[A block of data]
• • • • • • •

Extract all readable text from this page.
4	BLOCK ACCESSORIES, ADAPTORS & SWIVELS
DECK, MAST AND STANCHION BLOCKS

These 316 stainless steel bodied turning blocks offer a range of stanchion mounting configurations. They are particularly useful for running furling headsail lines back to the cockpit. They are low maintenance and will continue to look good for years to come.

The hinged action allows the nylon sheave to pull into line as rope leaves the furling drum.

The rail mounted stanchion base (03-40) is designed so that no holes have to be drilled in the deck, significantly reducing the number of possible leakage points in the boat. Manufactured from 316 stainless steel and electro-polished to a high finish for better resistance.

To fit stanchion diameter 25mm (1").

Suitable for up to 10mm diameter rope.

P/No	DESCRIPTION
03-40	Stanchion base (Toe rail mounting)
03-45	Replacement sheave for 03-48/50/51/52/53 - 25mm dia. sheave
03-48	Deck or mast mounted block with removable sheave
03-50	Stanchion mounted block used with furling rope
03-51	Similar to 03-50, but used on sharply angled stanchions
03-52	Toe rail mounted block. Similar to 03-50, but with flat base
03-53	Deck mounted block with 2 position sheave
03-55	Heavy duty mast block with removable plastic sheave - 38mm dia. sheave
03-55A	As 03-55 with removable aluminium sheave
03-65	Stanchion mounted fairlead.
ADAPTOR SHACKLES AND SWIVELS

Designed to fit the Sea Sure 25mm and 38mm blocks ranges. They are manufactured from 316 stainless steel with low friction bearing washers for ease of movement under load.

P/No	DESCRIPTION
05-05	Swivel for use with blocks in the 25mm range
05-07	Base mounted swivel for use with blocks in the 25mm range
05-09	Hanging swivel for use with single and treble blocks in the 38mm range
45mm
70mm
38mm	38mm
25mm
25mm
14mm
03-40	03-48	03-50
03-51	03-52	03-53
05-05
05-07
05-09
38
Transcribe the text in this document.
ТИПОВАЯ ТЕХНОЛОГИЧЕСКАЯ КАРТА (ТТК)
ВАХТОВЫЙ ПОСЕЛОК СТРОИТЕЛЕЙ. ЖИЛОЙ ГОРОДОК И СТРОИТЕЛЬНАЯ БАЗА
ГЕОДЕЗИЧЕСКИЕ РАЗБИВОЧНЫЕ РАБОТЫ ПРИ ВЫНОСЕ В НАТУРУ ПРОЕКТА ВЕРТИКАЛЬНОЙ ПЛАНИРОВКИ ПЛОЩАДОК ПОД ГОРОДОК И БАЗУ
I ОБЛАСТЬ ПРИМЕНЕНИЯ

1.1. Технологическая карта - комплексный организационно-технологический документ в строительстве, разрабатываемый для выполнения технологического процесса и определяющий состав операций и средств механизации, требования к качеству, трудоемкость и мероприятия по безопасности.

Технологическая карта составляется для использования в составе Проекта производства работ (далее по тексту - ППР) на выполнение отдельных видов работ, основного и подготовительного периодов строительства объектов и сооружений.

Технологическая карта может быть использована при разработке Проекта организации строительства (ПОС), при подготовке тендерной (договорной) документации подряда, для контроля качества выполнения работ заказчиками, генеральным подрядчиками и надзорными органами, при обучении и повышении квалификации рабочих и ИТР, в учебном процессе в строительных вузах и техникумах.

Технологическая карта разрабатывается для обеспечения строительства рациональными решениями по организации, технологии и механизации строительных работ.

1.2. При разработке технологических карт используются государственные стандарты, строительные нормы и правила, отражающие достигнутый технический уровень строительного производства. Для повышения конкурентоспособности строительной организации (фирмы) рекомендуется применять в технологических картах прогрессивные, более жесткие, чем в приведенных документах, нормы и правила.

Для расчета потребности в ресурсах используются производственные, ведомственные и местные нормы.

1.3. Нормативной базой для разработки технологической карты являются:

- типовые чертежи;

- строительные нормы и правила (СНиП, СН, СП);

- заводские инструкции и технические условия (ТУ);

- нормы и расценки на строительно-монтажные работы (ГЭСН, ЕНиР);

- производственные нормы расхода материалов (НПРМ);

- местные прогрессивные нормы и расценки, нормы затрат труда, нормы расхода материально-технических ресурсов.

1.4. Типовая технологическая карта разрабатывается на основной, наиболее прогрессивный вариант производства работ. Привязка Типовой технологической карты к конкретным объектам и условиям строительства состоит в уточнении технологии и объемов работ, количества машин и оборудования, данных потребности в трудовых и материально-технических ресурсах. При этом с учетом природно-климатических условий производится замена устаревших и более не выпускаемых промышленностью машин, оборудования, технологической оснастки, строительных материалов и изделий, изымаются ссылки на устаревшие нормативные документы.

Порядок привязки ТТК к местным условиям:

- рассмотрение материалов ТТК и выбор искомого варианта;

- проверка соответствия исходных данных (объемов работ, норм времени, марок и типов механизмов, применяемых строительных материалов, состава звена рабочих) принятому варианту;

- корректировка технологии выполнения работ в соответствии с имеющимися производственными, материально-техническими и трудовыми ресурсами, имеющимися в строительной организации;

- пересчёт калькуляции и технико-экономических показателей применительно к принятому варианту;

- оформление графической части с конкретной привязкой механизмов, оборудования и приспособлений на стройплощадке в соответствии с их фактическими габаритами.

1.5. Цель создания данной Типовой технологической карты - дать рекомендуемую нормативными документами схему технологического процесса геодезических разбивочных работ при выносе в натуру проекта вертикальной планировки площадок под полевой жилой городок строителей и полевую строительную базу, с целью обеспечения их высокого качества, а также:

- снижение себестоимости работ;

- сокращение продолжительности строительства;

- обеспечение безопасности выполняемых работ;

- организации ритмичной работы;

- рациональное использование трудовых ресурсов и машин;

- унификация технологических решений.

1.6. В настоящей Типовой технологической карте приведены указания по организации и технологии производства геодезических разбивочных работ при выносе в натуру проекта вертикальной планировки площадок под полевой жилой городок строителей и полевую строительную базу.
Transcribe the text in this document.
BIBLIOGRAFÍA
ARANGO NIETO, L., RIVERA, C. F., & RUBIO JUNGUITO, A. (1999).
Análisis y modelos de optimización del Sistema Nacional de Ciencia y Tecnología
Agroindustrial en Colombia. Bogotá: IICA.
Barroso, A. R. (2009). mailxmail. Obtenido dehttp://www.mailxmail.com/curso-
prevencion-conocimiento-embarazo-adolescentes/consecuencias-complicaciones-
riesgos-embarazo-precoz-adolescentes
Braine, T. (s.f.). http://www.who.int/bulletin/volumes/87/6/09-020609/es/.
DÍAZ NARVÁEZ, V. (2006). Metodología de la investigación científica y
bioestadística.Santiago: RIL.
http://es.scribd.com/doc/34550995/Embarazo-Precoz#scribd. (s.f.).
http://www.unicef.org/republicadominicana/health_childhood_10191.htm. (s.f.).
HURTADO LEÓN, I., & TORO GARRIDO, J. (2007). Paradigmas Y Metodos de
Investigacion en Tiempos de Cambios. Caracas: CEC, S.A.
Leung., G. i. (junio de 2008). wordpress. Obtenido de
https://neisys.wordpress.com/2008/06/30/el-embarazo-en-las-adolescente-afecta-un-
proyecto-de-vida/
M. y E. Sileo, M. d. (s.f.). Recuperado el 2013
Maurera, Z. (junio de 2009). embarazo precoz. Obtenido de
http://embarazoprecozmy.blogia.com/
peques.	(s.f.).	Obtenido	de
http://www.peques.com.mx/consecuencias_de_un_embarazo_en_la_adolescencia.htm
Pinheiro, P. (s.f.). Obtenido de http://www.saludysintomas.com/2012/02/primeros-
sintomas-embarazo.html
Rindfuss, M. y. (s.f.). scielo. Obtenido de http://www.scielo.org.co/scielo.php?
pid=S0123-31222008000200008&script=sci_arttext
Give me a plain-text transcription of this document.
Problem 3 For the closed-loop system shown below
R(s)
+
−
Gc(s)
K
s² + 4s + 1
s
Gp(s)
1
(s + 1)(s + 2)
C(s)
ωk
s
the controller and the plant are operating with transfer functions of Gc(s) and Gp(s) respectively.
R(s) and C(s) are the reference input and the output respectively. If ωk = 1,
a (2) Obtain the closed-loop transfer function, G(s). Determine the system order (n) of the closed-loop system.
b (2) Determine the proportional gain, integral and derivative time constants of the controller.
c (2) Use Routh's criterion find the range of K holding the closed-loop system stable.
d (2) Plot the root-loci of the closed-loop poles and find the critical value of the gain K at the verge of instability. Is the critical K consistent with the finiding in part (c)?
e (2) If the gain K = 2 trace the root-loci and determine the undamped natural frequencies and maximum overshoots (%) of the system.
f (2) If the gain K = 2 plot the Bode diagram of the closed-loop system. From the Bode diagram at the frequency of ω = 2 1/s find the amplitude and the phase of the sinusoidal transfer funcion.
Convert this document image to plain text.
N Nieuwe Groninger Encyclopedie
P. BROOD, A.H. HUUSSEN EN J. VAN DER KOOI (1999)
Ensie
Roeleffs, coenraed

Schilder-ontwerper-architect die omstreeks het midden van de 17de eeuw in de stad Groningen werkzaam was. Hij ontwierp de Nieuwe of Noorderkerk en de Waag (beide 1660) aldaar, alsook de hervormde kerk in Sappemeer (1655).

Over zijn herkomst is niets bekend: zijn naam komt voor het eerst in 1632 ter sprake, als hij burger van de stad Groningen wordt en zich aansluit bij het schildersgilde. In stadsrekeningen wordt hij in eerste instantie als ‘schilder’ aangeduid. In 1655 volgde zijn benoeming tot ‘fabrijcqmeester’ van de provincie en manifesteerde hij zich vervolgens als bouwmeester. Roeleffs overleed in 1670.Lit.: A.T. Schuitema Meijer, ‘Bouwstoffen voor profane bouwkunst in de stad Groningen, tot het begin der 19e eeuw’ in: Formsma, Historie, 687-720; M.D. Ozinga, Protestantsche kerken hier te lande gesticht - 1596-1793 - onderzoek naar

• • • • • • •

Locate the lines above that hold the word "adolescentes". Show every one of them.

- RESULT BELOW:
prevencion-conocimiento-embarazo-adolescentes/consecuencias-complicaciones-
riesgos-embarazo-precoz-adolescentes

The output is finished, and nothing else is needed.